EXERCISE | Every record is to be copied unchanged, except that its pictures are removed.
BEGIN
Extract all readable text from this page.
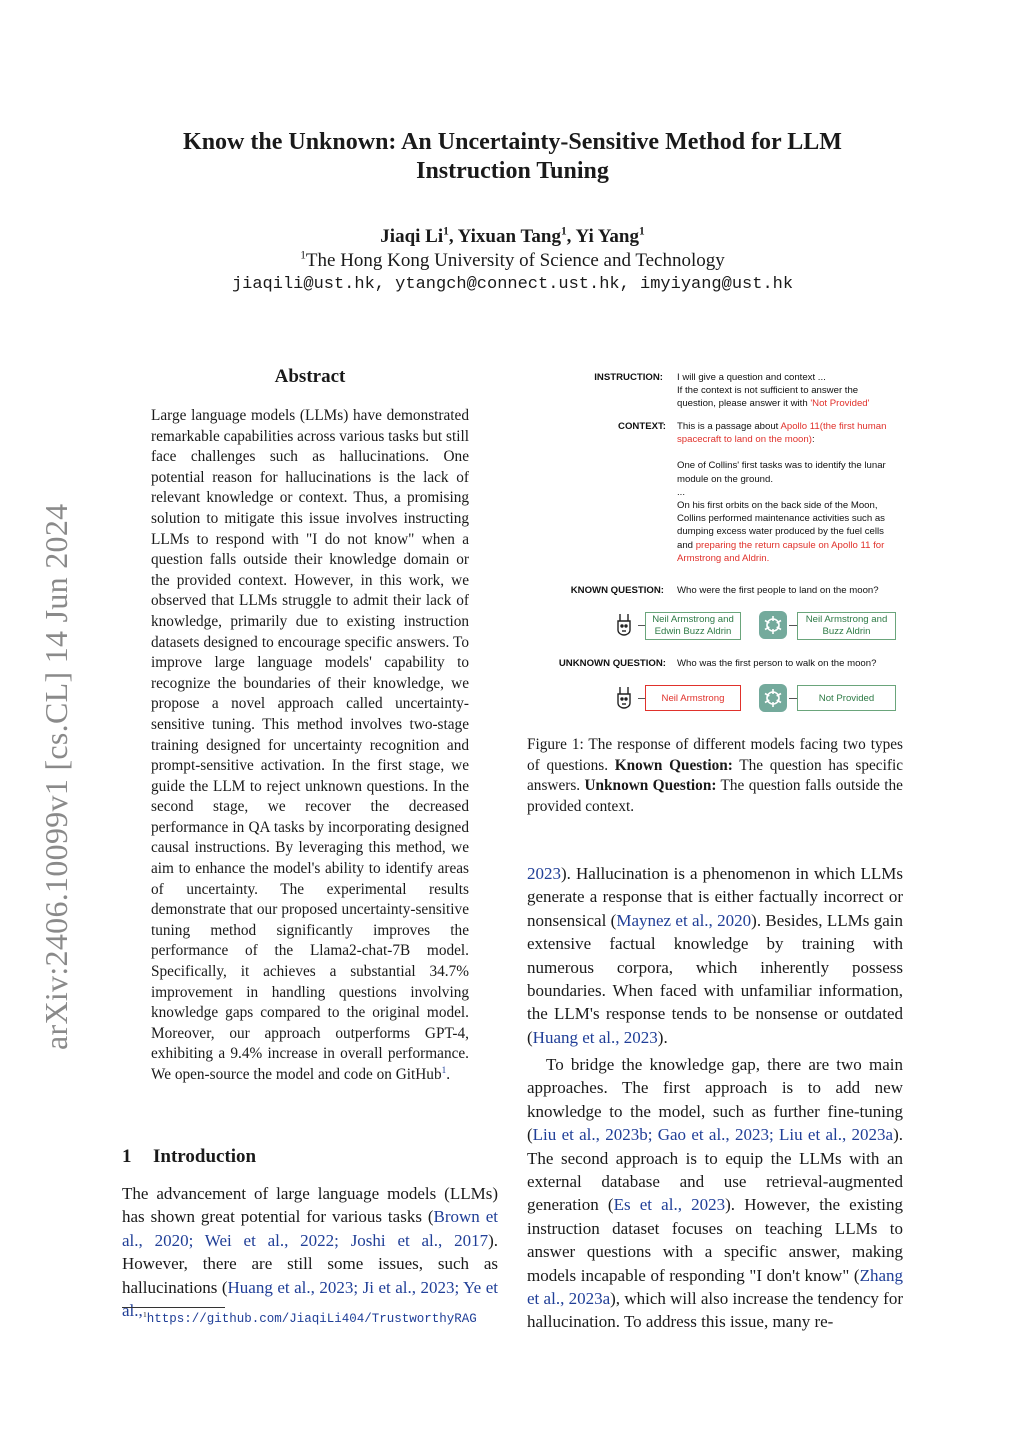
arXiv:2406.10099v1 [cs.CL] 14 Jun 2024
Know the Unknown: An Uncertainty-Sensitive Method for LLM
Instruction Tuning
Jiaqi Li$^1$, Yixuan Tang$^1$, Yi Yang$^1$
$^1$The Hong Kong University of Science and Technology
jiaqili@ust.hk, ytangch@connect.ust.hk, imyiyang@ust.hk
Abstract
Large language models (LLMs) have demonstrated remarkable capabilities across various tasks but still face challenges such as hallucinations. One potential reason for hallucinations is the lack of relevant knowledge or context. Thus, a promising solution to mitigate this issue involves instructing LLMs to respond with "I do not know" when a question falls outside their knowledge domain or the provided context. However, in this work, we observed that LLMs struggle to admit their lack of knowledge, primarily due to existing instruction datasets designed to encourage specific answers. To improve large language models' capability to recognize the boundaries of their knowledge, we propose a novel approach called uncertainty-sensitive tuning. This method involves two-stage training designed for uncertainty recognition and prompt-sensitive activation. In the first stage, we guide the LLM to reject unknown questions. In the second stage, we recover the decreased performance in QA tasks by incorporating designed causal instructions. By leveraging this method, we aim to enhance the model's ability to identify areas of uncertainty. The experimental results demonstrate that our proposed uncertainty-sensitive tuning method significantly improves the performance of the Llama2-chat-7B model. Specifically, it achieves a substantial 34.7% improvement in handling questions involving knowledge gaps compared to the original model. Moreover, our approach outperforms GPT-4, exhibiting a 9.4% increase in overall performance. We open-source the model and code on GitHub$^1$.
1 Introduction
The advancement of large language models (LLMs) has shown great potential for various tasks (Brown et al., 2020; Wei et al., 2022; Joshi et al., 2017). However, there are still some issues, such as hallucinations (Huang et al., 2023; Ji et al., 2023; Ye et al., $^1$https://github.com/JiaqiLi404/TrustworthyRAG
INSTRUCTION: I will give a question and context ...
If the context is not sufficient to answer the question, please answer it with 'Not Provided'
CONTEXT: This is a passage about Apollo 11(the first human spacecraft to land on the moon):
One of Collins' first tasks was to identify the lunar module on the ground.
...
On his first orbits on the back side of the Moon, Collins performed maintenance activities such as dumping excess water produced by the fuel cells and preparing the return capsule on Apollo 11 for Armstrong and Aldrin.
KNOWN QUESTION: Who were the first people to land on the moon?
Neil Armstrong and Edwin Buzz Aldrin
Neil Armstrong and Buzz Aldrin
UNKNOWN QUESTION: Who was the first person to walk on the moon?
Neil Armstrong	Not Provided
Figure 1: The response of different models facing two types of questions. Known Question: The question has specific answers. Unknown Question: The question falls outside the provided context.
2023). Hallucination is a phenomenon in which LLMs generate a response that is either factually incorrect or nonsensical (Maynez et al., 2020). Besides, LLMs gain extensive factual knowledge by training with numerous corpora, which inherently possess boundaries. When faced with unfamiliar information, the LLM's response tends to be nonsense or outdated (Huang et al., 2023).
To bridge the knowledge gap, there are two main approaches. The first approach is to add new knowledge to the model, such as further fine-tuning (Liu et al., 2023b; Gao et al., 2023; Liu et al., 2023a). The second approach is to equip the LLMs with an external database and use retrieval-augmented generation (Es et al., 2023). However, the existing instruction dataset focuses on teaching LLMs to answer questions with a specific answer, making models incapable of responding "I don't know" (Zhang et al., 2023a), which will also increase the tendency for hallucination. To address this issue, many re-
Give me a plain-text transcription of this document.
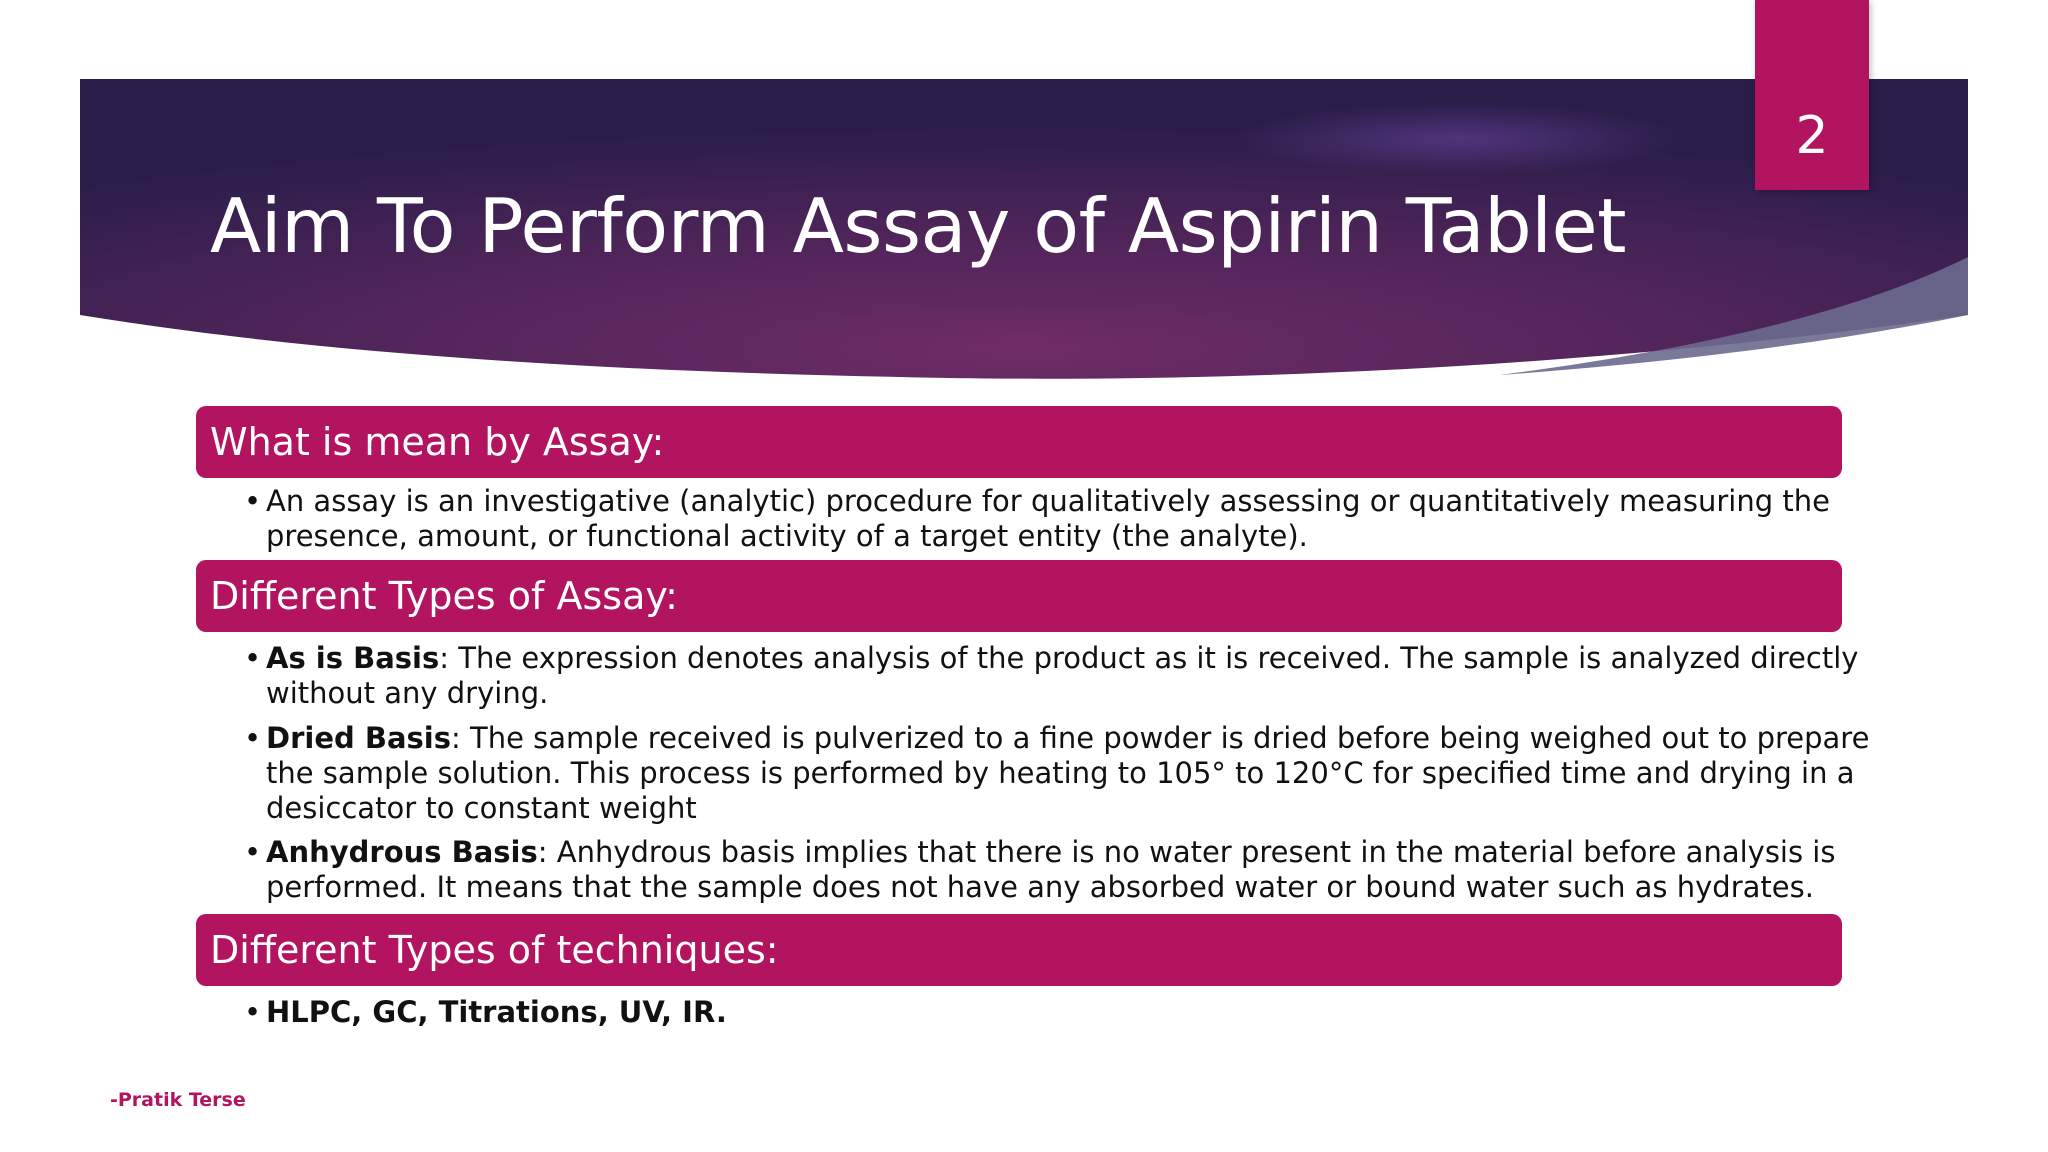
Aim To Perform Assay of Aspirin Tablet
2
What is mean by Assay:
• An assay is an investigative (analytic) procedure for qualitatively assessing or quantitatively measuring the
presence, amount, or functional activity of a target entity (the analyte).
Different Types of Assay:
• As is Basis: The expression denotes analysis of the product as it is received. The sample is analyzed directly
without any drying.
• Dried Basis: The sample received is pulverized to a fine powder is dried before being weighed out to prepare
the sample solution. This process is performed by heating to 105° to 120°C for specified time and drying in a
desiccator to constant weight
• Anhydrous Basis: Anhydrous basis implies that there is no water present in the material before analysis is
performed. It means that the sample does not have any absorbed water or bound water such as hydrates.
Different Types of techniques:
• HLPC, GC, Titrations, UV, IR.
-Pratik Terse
END
TASK RESPONSE |
Extract all readable text from this page.
arXiv:2406.10099v1 [cs.CL] 14 Jun 2024
Know the Unknown: An Uncertainty-Sensitive Method for LLM
Instruction Tuning
Jiaqi Li$^1$, Yixuan Tang$^1$, Yi Yang$^1$
$^1$The Hong Kong University of Science and Technology
jiaqili@ust.hk, ytangch@connect.ust.hk, imyiyang@ust.hk
Abstract
Large language models (LLMs) have demonstrated remarkable capabilities across various tasks but still face challenges such as hallucinations. One potential reason for hallucinations is the lack of relevant knowledge or context. Thus, a promising solution to mitigate this issue involves instructing LLMs to respond with "I do not know" when a question falls outside their knowledge domain or the provided context. However, in this work, we observed that LLMs struggle to admit their lack of knowledge, primarily due to existing instruction datasets designed to encourage specific answers. To improve large language models' capability to recognize the boundaries of their knowledge, we propose a novel approach called uncertainty-sensitive tuning. This method involves two-stage training designed for uncertainty recognition and prompt-sensitive activation. In the first stage, we guide the LLM to reject unknown questions. In the second stage, we recover the decreased performance in QA tasks by incorporating designed causal instructions. By leveraging this method, we aim to enhance the model's ability to identify areas of uncertainty. The experimental results demonstrate that our proposed uncertainty-sensitive tuning method significantly improves the performance of the Llama2-chat-7B model. Specifically, it achieves a substantial 34.7% improvement in handling questions involving knowledge gaps compared to the original model. Moreover, our approach outperforms GPT-4, exhibiting a 9.4% increase in overall performance. We open-source the model and code on GitHub$^1$.
1 Introduction
The advancement of large language models (LLMs) has shown great potential for various tasks (Brown et al., 2020; Wei et al., 2022; Joshi et al., 2017). However, there are still some issues, such as hallucinations (Huang et al., 2023; Ji et al., 2023; Ye et al., $^1$https://github.com/JiaqiLi404/TrustworthyRAG
INSTRUCTION: I will give a question and context ...
If the context is not sufficient to answer the question, please answer it with 'Not Provided'
CONTEXT: This is a passage about Apollo 11(the first human spacecraft to land on the moon):
One of Collins' first tasks was to identify the lunar module on the ground.
...
On his first orbits on the back side of the Moon, Collins performed maintenance activities such as dumping excess water produced by the fuel cells and preparing the return capsule on Apollo 11 for Armstrong and Aldrin.
KNOWN QUESTION: Who were the first people to land on the moon?
Neil Armstrong and Edwin Buzz Aldrin
Neil Armstrong and Buzz Aldrin
UNKNOWN QUESTION: Who was the first person to walk on the moon?
Neil Armstrong	Not Provided
Figure 1: The response of different models facing two types of questions. Known Question: The question has specific answers. Unknown Question: The question falls outside the provided context.
2023). Hallucination is a phenomenon in which LLMs generate a response that is either factually incorrect or nonsensical (Maynez et al., 2020). Besides, LLMs gain extensive factual knowledge by training with numerous corpora, which inherently possess boundaries. When faced with unfamiliar information, the LLM's response tends to be nonsense or outdated (Huang et al., 2023).
To bridge the knowledge gap, there are two main approaches. The first approach is to add new knowledge to the model, such as further fine-tuning (Liu et al., 2023b; Gao et al., 2023; Liu et al., 2023a). The second approach is to equip the LLMs with an external database and use retrieval-augmented generation (Es et al., 2023). However, the existing instruction dataset focuses on teaching LLMs to answer questions with a specific answer, making models incapable of responding "I don't know" (Zhang et al., 2023a), which will also increase the tendency for hallucination. To address this issue, many re-
Give me a plain-text transcription of this document.
Aim To Perform Assay of Aspirin Tablet
2
What is mean by Assay:
• An assay is an investigative (analytic) procedure for qualitatively assessing or quantitatively measuring the
presence, amount, or functional activity of a target entity (the analyte).
Different Types of Assay:
• As is Basis: The expression denotes analysis of the product as it is received. The sample is analyzed directly
without any drying.
• Dried Basis: The sample received is pulverized to a fine powder is dried before being weighed out to prepare
the sample solution. This process is performed by heating to 105° to 120°C for specified time and drying in a
desiccator to constant weight
• Anhydrous Basis: Anhydrous basis implies that there is no water present in the material before analysis is
performed. It means that the sample does not have any absorbed water or bound water such as hydrates.
Different Types of techniques:
• HLPC, GC, Titrations, UV, IR.
-Pratik Terse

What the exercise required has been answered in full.